Tasks to complete:
[1] Repeat everything in the article on Teaching for Change's Tellin' Stories project, from "We are trying" down to "putting up barriers.".
[2] Translate this sentence from the article on Teaching for Change's Tellin' Stories project into Spanish: "Before, the parents would do a lot of talking amongst themselves."
[3] Extend the article on Teaching for Change's Tellin' Stories project, picking up after its final sentence.

Text provided:

++++

Teaching for Change Featured in Education Week and Think Progress

Teaching for Change’s nationally recognized family engagement project, Tellin’ Stories, was featured in stories in Education Week and ThinkProgress in the fall of 2015.

Allyson Criner Brown
Allyson Criner Brown helps facilitate a Grade Level Dialogue at Mt. Rainier Elementary, a Teaching for Change partner school.

Education Week interviewed Principal Shawn Hintz of Mt. Rainier Elementary, a public school in Prince George’s County, Maryland, about how the school’s relationship with parents has changed since partnering with Teaching for Change in 2014.

In an article titled Schools Enlist Parents to Bridge Cultural Barriers, Hintz commented:

Before, the parents would do a lot of talking amongst themselves. Now they feel more empowered to come talk to me about their concerns.

In describing the Tellin’ Stories approach, Education Week quotes Teaching for Change associate director Allyson Criner Brown:

We are trying to address the power dynamics in the room and looking for where there may be differences or biases and structures that may be putting up barriers.

++++

Material provided:
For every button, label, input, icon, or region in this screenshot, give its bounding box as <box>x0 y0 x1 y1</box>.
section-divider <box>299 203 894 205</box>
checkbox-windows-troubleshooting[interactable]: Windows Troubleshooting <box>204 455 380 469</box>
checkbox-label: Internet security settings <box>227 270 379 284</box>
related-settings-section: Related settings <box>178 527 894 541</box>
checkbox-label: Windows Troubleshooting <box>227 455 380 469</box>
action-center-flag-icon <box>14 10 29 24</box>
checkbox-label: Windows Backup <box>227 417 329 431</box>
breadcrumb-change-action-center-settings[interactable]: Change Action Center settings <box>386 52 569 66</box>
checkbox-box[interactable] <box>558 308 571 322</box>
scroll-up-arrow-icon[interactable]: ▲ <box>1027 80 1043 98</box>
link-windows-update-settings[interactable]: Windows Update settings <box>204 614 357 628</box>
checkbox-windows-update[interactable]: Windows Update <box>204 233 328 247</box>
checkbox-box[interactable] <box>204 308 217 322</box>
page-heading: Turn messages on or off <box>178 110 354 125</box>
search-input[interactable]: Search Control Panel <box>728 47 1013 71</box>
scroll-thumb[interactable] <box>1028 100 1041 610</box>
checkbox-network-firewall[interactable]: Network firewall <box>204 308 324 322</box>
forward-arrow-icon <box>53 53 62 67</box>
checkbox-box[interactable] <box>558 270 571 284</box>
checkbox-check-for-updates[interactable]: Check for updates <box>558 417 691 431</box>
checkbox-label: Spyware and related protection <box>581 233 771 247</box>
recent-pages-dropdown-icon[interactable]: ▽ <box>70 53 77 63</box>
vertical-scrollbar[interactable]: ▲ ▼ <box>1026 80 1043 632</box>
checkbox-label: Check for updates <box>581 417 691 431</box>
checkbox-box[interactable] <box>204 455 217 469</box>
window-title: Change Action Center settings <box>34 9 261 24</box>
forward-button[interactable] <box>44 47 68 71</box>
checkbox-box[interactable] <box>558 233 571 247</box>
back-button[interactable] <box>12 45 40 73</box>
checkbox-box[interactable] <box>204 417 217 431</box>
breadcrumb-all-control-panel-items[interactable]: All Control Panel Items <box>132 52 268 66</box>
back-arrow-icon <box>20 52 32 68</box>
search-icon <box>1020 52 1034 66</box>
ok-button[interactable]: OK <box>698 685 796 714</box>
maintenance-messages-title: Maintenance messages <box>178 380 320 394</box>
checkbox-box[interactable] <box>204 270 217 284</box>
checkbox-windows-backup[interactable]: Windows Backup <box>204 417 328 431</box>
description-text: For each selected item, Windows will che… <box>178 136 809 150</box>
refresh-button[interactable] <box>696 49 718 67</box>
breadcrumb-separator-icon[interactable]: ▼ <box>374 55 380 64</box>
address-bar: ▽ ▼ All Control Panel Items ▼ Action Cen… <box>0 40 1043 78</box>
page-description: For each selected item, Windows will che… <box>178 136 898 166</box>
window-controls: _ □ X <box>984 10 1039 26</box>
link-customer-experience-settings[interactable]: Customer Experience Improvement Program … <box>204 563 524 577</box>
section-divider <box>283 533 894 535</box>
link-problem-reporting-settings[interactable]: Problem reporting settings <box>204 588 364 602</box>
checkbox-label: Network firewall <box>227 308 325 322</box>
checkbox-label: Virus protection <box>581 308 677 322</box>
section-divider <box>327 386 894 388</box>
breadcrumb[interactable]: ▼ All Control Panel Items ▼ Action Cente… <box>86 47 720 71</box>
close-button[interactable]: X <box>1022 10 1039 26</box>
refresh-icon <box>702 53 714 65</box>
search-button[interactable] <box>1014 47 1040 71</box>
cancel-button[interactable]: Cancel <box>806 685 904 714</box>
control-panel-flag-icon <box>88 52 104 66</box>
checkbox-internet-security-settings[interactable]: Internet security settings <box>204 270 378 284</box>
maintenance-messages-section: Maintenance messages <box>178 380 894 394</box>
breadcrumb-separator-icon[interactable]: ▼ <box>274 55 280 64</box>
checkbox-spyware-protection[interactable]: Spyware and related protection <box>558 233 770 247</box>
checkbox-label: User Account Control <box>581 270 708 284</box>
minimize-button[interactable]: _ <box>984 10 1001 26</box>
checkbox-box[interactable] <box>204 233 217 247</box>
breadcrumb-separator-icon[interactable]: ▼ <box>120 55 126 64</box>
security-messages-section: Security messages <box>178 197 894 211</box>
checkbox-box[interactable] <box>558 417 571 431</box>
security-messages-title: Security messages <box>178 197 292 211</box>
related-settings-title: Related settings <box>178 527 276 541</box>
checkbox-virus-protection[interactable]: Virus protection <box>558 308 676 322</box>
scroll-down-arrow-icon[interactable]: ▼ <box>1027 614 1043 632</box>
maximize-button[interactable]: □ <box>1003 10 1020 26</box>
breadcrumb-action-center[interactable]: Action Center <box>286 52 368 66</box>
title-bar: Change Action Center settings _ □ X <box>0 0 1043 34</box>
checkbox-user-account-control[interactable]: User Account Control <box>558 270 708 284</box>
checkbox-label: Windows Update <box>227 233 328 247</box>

++++

Answers for each item:
[1]
We are trying to address the power dynamics in the room and looking for where there may be differences or biases and structures that may be putting up barriers.

[2] Antes, los padres hablaban mucho entre ellos.

[3]
Anne Henderson, author of Beyond the Bake Sale, explained why the change in approach from “fixing” parents to partnering with parents is important:

I’m convinced the inequitable practice of engaging families is very much behind the disparate outcomes that we see for our more ­vulnerable children.

The article was published in Education Week on October 27, 2015 as part of the series Beyond Bias: Countering Stereotypes in School.  Criner Brown was also quoted in a related Education Week article published November 1, 2015 titled Bringing Parents of Underserved Kids into Schools: Ways to Go About It.

In October, ThinkProgress documented some of the challenges facing Teaching for Change and Powell Elementary, a public school in Washington, D.C., as the school community grapples with gentrification and other issues. The article, Parents Struggle with the Ways Gentrification Changes Bilingual Schools, was published October 12, 2015.

Gentrification and changing demographics are a focus area for family engagement efforts at Powell Elementary, a second-year Tellin' Stories partner school.
Gentrification and changing demographics are a focus area for family engagement efforts at Powell Elementary, a Teaching for Change partner school.

Longtime Powell parent Percia Williams was interviewed for the story:

I’m just saying I love that Powell changed a lot now, and the demographics are different now. It used to be only Spanish and there were a few black families, and now we’re more mixed. But now, there are all of these high-powered, and I say, ‘high-powered’ because I think that’s how they think of themselves, high-powered parents coming in and changing everything.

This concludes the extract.